Any pictures in the records below should be skipped; write out everything else exactly.

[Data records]
"""

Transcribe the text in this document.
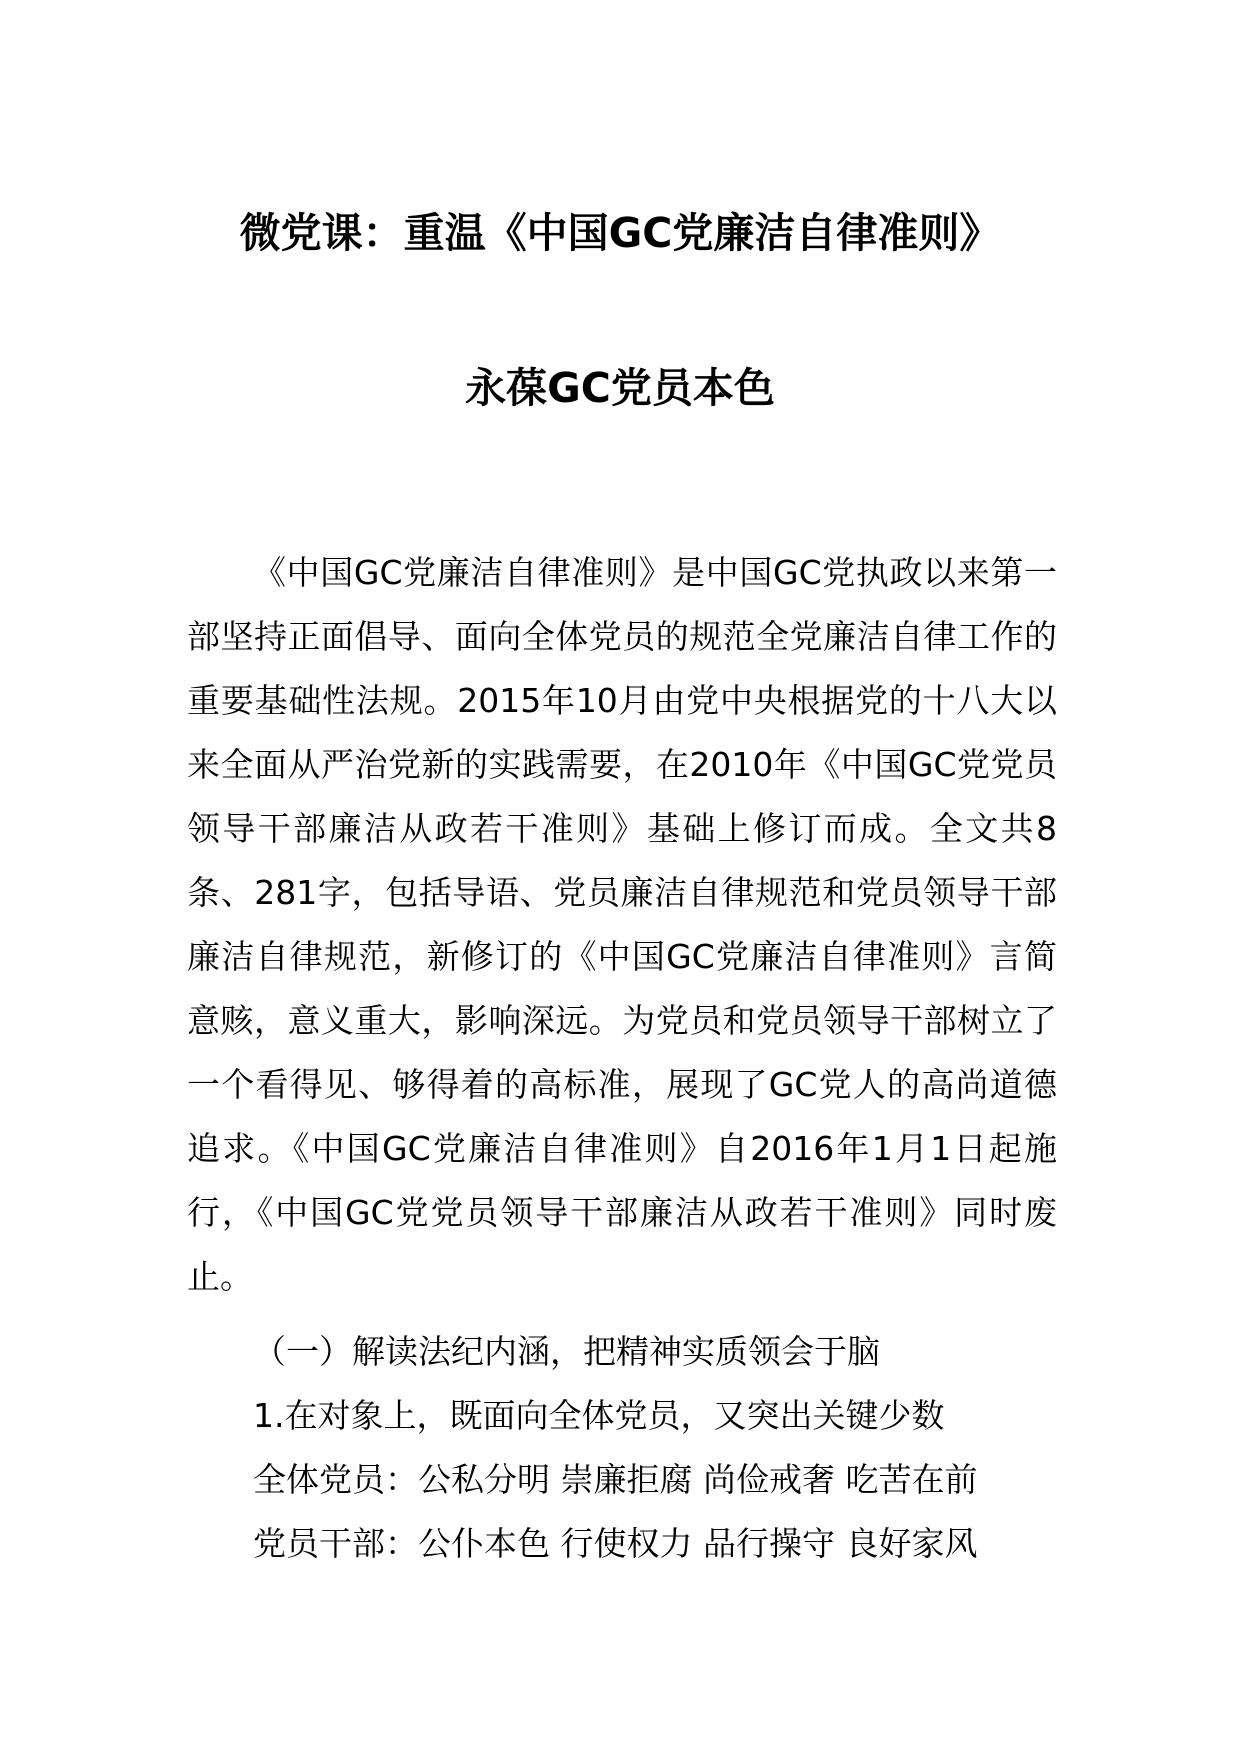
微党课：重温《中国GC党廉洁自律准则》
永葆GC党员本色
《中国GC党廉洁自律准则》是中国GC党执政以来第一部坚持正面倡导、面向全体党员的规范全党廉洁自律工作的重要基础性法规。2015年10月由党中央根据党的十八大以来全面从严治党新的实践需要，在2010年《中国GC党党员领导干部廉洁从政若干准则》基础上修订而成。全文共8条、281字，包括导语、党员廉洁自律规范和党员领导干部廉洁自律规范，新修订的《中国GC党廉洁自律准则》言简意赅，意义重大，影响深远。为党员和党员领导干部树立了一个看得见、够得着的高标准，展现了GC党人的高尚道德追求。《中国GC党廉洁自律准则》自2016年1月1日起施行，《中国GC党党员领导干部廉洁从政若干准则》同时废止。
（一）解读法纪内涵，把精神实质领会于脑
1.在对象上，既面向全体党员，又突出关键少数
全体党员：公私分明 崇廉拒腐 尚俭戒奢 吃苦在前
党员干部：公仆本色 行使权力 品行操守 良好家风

"""

• **Answer to this problem**:
Transcribe the text in this document.
微党课：重温《中国GC党廉洁自律准则》
永葆GC党员本色
《中国GC党廉洁自律准则》是中国GC党执政以来第一部坚持正面倡导、面向全体党员的规范全党廉洁自律工作的重要基础性法规。2015年10月由党中央根据党的十八大以来全面从严治党新的实践需要，在2010年《中国GC党党员领导干部廉洁从政若干准则》基础上修订而成。全文共8条、281字，包括导语、党员廉洁自律规范和党员领导干部廉洁自律规范，新修订的《中国GC党廉洁自律准则》言简意赅，意义重大，影响深远。为党员和党员领导干部树立了一个看得见、够得着的高标准，展现了GC党人的高尚道德追求。《中国GC党廉洁自律准则》自2016年1月1日起施行，《中国GC党党员领导干部廉洁从政若干准则》同时废止。
（一）解读法纪内涵，把精神实质领会于脑
1.在对象上，既面向全体党员，又突出关键少数
全体党员：公私分明 崇廉拒腐 尚俭戒奢 吃苦在前
党员干部：公仆本色 行使权力 品行操守 良好家风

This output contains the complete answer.